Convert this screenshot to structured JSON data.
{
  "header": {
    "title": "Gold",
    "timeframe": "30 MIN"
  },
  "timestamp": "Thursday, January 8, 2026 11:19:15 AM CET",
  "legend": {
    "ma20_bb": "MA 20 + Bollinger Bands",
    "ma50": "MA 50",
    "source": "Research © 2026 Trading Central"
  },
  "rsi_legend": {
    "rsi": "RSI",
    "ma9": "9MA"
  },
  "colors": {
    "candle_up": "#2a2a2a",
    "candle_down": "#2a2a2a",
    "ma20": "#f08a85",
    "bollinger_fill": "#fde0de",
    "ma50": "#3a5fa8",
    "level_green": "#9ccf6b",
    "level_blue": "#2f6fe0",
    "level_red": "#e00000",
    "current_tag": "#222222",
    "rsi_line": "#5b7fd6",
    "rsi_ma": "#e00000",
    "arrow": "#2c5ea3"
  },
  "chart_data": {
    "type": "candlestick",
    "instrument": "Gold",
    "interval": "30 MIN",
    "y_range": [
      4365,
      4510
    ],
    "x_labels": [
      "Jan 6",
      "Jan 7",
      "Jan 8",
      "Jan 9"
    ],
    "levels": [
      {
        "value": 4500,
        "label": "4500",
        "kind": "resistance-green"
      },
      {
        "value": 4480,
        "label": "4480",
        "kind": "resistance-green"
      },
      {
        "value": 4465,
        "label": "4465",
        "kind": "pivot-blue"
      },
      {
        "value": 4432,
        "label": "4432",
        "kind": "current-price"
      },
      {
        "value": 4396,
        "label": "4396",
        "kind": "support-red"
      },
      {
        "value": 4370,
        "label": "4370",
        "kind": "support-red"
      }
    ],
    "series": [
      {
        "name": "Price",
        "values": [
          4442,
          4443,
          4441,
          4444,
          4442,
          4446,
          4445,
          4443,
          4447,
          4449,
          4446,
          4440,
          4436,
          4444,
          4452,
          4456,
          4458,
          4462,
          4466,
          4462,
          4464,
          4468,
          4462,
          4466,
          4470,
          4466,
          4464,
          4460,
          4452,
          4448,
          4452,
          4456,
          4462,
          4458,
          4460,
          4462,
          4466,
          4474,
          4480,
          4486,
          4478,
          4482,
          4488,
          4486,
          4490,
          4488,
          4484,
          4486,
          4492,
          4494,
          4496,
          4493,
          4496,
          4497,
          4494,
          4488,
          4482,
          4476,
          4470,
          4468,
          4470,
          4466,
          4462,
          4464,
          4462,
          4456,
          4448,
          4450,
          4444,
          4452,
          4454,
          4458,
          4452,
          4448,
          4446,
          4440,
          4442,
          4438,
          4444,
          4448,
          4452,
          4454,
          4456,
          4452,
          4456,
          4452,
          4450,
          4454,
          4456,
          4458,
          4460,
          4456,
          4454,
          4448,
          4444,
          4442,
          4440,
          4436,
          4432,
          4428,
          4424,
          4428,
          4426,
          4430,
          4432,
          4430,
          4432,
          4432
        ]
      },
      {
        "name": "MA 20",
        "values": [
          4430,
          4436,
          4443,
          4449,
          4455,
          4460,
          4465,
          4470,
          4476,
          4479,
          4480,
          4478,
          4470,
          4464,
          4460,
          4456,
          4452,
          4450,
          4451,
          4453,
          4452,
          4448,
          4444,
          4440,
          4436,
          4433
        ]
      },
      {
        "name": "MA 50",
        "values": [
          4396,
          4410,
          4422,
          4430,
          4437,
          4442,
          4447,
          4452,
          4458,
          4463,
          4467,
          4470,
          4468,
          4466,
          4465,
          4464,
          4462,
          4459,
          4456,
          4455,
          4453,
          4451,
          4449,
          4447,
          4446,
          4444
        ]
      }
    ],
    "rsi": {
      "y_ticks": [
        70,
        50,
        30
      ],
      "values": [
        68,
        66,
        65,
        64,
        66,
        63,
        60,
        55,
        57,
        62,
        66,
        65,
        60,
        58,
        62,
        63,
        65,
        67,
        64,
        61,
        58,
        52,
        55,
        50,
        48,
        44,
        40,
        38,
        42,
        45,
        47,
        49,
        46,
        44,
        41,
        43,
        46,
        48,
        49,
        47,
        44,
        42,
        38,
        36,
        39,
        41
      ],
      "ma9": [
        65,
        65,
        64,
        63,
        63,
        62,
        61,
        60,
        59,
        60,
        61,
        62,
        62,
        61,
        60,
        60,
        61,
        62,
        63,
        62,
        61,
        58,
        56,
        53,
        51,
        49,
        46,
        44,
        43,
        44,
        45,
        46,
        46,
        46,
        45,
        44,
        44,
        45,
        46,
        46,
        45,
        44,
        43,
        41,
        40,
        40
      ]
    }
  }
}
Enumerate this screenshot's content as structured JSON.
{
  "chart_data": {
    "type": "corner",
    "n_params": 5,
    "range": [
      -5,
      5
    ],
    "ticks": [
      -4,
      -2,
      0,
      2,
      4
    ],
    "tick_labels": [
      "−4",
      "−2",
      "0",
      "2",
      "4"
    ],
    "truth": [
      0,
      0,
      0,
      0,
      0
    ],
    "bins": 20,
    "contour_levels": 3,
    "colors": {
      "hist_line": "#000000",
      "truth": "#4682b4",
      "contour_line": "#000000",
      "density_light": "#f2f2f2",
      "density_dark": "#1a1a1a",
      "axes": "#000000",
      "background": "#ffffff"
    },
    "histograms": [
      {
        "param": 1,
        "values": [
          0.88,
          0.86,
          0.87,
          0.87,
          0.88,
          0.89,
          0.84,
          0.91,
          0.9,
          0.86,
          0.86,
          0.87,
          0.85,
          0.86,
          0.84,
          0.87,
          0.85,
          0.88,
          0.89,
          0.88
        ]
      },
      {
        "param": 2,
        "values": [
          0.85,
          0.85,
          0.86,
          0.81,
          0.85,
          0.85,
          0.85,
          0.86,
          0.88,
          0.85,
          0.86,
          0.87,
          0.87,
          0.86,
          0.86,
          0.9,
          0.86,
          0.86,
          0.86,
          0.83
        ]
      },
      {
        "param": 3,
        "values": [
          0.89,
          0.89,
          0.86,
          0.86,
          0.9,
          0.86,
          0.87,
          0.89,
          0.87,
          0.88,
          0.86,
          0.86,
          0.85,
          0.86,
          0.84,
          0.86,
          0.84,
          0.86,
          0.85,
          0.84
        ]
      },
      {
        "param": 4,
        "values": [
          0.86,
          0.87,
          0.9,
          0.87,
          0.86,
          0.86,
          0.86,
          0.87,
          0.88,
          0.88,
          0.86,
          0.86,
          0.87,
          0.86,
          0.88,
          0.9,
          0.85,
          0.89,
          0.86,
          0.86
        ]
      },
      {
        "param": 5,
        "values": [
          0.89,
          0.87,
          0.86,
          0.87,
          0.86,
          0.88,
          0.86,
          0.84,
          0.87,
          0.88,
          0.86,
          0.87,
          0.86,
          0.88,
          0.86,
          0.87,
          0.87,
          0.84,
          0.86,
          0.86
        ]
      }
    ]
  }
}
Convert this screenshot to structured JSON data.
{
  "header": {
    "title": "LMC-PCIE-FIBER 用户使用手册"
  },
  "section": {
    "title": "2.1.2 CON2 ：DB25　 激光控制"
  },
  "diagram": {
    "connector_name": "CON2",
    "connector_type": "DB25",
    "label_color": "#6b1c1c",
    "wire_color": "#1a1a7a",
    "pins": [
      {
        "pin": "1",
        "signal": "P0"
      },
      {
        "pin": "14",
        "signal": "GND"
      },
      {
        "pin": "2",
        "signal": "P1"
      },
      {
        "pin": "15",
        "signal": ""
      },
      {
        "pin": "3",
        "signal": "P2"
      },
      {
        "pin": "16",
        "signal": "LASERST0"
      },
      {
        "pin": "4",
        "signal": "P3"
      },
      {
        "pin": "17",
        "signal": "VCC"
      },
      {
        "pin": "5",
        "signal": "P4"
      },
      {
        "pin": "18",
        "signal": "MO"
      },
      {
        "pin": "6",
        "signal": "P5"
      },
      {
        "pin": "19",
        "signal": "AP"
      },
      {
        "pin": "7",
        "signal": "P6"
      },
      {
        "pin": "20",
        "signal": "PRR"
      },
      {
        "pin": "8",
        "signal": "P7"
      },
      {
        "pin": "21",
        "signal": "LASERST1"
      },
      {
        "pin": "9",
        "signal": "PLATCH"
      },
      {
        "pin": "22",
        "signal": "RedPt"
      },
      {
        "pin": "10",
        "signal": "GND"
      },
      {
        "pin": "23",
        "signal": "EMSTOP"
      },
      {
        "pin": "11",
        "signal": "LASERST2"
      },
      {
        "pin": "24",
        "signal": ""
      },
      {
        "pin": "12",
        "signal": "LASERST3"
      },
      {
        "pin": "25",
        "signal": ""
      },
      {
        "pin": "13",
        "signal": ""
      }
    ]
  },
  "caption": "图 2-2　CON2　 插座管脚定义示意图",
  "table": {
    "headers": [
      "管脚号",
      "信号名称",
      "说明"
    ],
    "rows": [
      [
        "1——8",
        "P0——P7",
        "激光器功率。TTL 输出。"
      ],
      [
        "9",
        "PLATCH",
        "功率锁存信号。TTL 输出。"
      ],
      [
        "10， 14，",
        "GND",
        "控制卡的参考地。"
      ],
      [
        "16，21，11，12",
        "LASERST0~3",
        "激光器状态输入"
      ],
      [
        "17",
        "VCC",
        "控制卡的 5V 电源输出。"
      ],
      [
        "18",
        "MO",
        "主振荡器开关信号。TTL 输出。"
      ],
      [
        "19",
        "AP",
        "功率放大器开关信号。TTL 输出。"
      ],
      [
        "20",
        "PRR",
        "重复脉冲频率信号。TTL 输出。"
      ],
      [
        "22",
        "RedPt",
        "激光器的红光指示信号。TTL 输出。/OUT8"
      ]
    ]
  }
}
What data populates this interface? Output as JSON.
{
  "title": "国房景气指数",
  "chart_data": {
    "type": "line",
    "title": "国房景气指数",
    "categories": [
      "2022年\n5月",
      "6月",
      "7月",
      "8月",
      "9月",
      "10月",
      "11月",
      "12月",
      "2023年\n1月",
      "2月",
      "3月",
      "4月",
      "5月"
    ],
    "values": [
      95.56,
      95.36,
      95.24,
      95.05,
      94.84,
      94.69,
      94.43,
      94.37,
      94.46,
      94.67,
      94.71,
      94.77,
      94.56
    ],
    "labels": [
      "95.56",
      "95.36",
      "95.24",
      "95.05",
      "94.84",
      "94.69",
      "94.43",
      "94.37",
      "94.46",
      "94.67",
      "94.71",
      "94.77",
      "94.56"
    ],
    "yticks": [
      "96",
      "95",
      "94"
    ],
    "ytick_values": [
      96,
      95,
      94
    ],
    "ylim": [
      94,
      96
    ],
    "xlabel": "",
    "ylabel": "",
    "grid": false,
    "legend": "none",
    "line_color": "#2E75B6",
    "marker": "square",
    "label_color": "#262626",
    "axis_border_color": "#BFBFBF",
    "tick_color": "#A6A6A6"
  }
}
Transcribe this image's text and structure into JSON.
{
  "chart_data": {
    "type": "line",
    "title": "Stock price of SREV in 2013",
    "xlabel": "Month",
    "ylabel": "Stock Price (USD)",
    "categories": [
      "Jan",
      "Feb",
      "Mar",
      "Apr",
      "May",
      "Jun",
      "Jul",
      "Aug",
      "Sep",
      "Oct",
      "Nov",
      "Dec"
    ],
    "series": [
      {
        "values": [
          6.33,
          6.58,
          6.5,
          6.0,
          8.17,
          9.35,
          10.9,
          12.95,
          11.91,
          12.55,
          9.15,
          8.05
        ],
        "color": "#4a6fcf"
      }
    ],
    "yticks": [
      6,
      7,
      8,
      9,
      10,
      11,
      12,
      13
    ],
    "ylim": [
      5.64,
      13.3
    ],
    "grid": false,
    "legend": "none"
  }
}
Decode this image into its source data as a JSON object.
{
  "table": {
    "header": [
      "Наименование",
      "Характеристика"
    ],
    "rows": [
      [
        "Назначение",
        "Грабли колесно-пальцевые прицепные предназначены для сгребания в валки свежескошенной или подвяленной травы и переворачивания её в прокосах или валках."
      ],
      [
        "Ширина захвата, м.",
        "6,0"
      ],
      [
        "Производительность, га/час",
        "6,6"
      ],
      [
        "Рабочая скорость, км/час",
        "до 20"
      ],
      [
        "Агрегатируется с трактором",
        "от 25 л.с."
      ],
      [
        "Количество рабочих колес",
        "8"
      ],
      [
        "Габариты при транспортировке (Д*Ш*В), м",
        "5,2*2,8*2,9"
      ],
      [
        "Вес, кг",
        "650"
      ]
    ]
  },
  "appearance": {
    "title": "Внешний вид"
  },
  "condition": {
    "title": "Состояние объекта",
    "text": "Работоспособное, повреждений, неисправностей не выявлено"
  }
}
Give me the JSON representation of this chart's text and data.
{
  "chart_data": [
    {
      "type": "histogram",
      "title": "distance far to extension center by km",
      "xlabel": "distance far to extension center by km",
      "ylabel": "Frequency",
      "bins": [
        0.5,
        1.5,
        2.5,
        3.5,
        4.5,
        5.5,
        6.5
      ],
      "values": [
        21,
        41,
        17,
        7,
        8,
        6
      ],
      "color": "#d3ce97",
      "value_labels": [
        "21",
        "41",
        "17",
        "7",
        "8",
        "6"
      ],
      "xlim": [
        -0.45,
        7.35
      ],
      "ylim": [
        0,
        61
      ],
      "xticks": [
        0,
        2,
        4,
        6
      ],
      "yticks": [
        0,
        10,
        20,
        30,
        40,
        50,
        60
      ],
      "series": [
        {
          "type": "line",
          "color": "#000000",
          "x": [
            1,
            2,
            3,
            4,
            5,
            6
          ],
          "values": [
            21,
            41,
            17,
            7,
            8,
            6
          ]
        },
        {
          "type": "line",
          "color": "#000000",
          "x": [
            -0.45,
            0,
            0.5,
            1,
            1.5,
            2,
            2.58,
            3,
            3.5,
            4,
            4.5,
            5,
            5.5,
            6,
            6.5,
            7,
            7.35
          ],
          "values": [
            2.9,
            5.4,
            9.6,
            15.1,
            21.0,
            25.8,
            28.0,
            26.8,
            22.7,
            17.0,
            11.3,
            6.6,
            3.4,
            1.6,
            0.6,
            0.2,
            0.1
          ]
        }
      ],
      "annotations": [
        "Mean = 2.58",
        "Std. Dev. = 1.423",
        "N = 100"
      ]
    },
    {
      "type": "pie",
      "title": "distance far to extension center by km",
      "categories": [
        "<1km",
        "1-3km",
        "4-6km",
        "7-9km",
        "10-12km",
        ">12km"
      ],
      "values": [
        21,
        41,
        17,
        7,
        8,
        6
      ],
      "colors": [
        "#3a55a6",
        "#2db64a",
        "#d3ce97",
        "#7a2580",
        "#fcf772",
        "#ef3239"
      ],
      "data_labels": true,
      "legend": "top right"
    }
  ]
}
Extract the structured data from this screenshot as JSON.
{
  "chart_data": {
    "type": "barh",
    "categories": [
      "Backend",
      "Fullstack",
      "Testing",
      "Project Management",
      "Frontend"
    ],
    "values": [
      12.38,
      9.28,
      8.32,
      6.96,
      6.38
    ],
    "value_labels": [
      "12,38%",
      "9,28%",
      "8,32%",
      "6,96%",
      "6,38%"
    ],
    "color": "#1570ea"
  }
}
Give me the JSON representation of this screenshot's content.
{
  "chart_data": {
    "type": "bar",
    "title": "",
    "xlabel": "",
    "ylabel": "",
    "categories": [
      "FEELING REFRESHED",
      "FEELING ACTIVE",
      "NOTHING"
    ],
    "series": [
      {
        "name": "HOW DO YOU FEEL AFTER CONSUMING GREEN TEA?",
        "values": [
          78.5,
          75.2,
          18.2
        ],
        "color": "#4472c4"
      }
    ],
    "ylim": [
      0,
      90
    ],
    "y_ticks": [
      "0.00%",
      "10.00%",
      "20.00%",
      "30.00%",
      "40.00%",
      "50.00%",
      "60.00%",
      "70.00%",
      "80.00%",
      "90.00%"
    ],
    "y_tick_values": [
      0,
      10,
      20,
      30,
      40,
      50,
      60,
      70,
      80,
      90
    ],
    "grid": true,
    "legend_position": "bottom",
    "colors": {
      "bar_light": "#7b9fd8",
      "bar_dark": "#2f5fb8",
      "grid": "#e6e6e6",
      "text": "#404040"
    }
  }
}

— YOUR GOAL —
Starting at the line that contains "Give me the JSON representation of this screenshot's", output each remaining line of the listing, the last line included, exactly as it appears.

— RESPONSE —
Give me the JSON representation of this screenshot's content.
{
  "chart_data": {
    "type": "bar",
    "title": "",
    "xlabel": "",
    "ylabel": "",
    "categories": [
      "FEELING REFRESHED",
      "FEELING ACTIVE",
      "NOTHING"
    ],
    "series": [
      {
        "name": "HOW DO YOU FEEL AFTER CONSUMING GREEN TEA?",
        "values": [
          78.5,
          75.2,
          18.2
        ],
        "color": "#4472c4"
      }
    ],
    "ylim": [
      0,
      90
    ],
    "y_ticks": [
      "0.00%",
      "10.00%",
      "20.00%",
      "30.00%",
      "40.00%",
      "50.00%",
      "60.00%",
      "70.00%",
      "80.00%",
      "90.00%"
    ],
    "y_tick_values": [
      0,
      10,
      20,
      30,
      40,
      50,
      60,
      70,
      80,
      90
    ],
    "grid": true,
    "legend_position": "bottom",
    "colors": {
      "bar_light": "#7b9fd8",
      "bar_dark": "#2f5fb8",
      "grid": "#e6e6e6",
      "text": "#404040"
    }
  }
}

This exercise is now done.